══ TASK INPUT

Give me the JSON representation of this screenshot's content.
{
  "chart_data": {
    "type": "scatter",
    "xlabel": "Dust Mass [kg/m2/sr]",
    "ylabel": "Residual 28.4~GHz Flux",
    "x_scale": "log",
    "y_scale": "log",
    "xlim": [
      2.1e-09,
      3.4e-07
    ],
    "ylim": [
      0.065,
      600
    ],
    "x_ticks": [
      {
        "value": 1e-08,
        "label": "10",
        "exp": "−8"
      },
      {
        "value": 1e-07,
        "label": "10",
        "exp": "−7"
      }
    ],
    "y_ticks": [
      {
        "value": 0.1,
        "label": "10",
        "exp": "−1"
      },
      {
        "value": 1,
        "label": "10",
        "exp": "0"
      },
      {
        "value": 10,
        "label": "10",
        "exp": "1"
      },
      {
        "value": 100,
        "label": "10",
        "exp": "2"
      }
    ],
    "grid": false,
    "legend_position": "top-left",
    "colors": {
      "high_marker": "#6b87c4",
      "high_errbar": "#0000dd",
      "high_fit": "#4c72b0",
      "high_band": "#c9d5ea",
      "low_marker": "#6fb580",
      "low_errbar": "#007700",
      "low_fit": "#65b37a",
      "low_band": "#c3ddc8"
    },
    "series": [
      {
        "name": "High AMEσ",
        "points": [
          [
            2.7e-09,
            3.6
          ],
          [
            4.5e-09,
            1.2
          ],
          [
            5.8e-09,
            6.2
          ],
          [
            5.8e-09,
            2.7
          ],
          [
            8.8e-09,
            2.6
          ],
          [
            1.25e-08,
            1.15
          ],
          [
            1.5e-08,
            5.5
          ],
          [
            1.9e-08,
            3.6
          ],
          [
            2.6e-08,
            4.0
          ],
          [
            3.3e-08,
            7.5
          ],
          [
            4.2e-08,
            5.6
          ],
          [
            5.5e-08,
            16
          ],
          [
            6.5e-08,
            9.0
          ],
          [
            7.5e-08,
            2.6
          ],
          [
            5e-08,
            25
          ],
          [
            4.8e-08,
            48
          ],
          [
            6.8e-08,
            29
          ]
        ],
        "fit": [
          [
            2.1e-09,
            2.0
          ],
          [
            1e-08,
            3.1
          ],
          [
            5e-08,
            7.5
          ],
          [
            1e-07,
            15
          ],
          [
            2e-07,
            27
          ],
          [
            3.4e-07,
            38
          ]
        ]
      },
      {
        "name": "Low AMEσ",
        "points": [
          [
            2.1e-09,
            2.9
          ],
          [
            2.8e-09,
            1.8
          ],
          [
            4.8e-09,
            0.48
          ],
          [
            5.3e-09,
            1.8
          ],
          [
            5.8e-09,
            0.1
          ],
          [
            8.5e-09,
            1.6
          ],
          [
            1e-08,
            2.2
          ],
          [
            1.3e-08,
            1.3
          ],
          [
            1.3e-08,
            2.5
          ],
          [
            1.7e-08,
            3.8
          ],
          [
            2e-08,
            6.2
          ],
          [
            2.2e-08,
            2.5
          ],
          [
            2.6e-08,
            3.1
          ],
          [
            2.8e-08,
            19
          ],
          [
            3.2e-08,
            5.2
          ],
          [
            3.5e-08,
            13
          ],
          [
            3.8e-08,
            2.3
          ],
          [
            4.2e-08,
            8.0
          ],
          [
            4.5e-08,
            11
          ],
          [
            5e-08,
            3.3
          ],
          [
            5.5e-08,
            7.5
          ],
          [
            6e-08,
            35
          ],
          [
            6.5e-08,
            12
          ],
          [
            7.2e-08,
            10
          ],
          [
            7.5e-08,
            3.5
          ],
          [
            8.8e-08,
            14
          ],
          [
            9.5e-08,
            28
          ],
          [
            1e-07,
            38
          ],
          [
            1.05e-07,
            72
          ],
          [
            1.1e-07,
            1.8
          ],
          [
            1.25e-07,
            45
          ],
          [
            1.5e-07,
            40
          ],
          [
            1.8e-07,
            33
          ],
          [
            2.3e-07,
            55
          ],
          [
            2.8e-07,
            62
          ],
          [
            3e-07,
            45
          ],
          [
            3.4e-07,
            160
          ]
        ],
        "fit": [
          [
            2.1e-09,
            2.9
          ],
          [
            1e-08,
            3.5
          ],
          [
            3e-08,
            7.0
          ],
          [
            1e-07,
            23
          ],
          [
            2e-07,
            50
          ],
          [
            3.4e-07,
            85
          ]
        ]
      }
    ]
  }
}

════

EXERCISE INSTRUCTIONS: Each line above that includes "value" should be shown.

FINISHED TASK:
        "value": 1e-08,
        "value": 1e-07,
        "value": 0.1,
        "value": 1,
        "value": 10,
        "value": 100,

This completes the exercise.